## Begin DATA
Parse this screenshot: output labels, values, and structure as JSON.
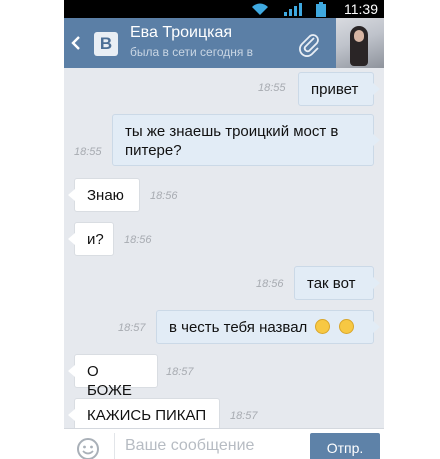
{
  "status_bar": {
    "time": "11:39"
  },
  "header": {
    "contact_name": "Ева Троицкая",
    "last_seen": "была в сети сегодня в",
    "logo_letter": "В"
  },
  "messages": [
    {
      "direction": "out",
      "text": "привет",
      "time": "18:55"
    },
    {
      "direction": "out",
      "text": "ты же знаешь троицкий мост в питере?",
      "time": "18:55"
    },
    {
      "direction": "in",
      "text": "Знаю",
      "time": "18:56"
    },
    {
      "direction": "in",
      "text": "и?",
      "time": "18:56"
    },
    {
      "direction": "out",
      "text": "так вот",
      "time": "18:56"
    },
    {
      "direction": "out",
      "text": "в честь тебя назвал",
      "time": "18:57",
      "emoji_count": 2
    },
    {
      "direction": "in",
      "text": "О БОЖЕ",
      "time": "18:57"
    },
    {
      "direction": "in",
      "text": "КАЖИСЬ ПИКАП",
      "time": "18:57"
    }
  ],
  "input": {
    "placeholder": "Ваше сообщение",
    "value": ""
  },
  "send_button": {
    "label": "Отпр."
  },
  "colors": {
    "header": "#5b7fa6",
    "outgoing_bubble": "#e2ecf6",
    "background": "#e6e9ee",
    "send": "#5e82a8"
  }
}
## End DATA
WORK TO BE COMPLETED: Copy each line of the records above that carries the word "text".

PROBLEM SOLUTION:
      "text": "привет",
      "text": "ты же знаешь троицкий мост в питере?",
      "text": "Знаю",
      "text": "и?",
      "text": "так вот",
      "text": "в честь тебя назвал",
      "text": "О БОЖЕ",
      "text": "КАЖИСЬ ПИКАП",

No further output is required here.